- Records excerpted from a collection -

········

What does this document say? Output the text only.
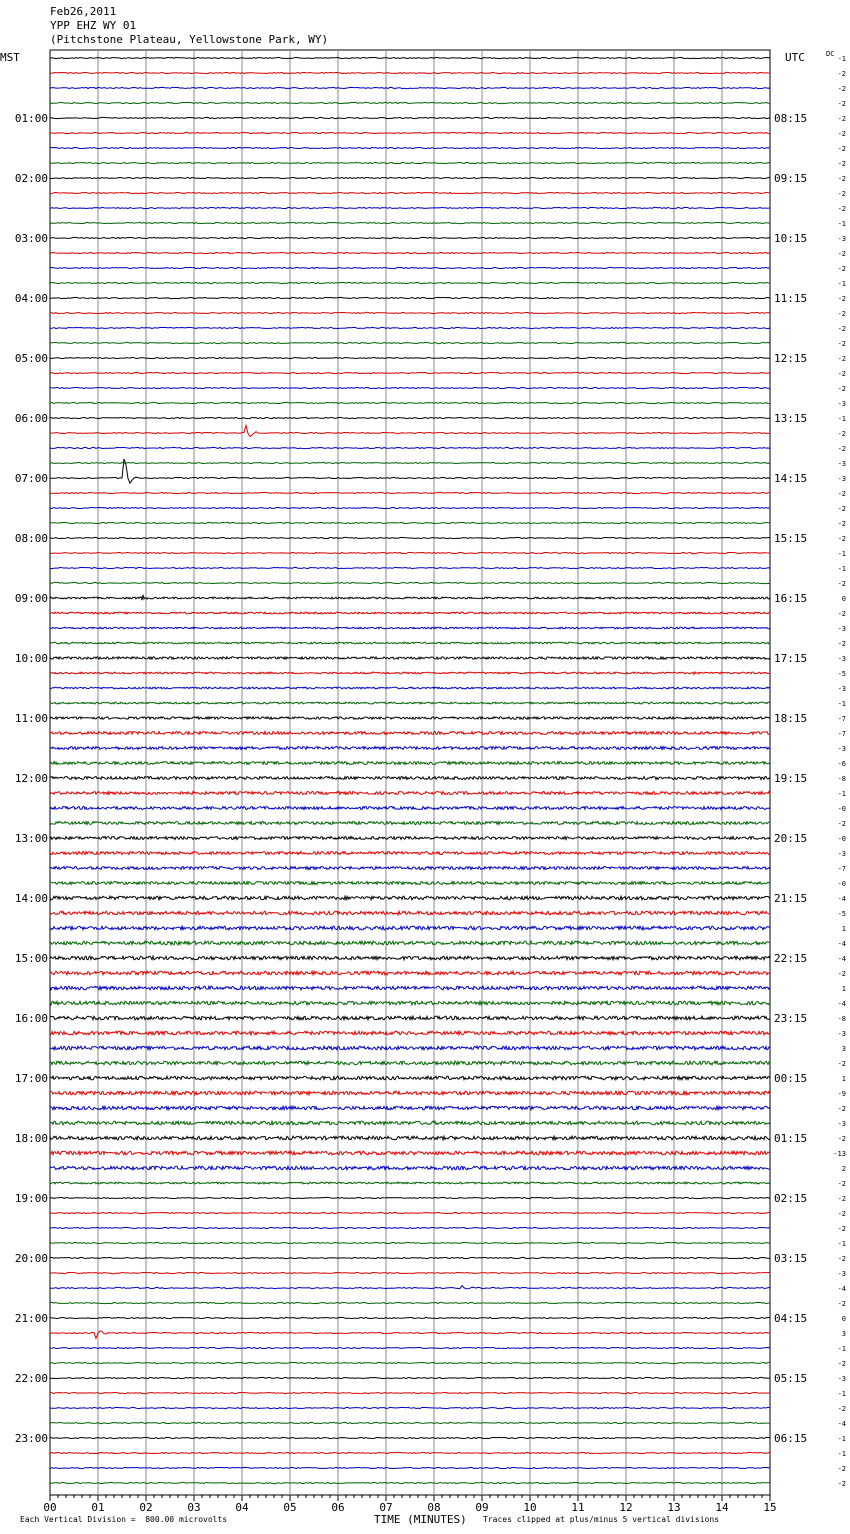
Feb26,2011
YPP EHZ WY 01
(Pitchstone Plateau, Yellowstone Park, WY)
MST	UTC	DC
-1
-2
-2
-2
-2
-2
-2
-2
-2
-2
-2
-1
-3
-2
-2
-1
-2
-2
-2
-2
-2
-2
-2
-3
-1
-2
-2
-3
-3
-2
-2
-2
-2
-1
-1
-2
0
-2
-3
-2
-3
-5
-3
-1
-7
-7
-3
-6
-8
-1
-0
-2
-0
-3
-7
-0
-4
-5
1
-4
-4
-2
1
-4
-8
-3
3
-2
1
-9
-2
-3
-2
-13
2
-2
-2
-2
-2
-1
-2
-3
-4
-2
0
3
-1
-2
-3
-1
-2
-4
-1
-1
-2
-2
01:00
02:00
03:00
04:00
05:00
06:00
07:00
08:00
09:00
10:00
11:00
12:00
13:00
14:00
15:00
16:00
17:00
18:00
19:00
20:00
21:00
22:00
23:00
08:15
09:15
10:15
11:15
12:15
13:15
14:15
15:15
16:15
17:15
18:15
19:15
20:15
21:15
22:15
23:15
00:15
01:15
02:15
03:15
04:15
05:15
06:15
00	01	02	03	04	05	06	07	08	09	10	11	12	13	14	15
Each Vertical Division =  800.00 microvolts	TIME (MINUTES) Traces clipped at plus/minus 5 vertical divisions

········

Without including the pictures, return each record above exactly as it stands.

What does this document say? Output the text only.
Feb26,2011
YPP EHZ WY 01
(Pitchstone Plateau, Yellowstone Park, WY)
MST	UTC	DC
-1
-2
-2
-2
-2
-2
-2
-2
-2
-2
-2
-1
-3
-2
-2
-1
-2
-2
-2
-2
-2
-2
-2
-3
-1
-2
-2
-3
-3
-2
-2
-2
-2
-1
-1
-2
0
-2
-3
-2
-3
-5
-3
-1
-7
-7
-3
-6
-8
-1
-0
-2
-0
-3
-7
-0
-4
-5
1
-4
-4
-2
1
-4
-8
-3
3
-2
1
-9
-2
-3
-2
-13
2
-2
-2
-2
-2
-1
-2
-3
-4
-2
0
3
-1
-2
-3
-1
-2
-4
-1
-1
-2
-2
01:00
02:00
03:00
04:00
05:00
06:00
07:00
08:00
09:00
10:00
11:00
12:00
13:00
14:00
15:00
16:00
17:00
18:00
19:00
20:00
21:00
22:00
23:00
08:15
09:15
10:15
11:15
12:15
13:15
14:15
15:15
16:15
17:15
18:15
19:15
20:15
21:15
22:15
23:15
00:15
01:15
02:15
03:15
04:15
05:15
06:15
00	01	02	03	04	05	06	07	08	09	10	11	12	13	14	15
Each Vertical Division =  800.00 microvolts	TIME (MINUTES) Traces clipped at plus/minus 5 vertical divisions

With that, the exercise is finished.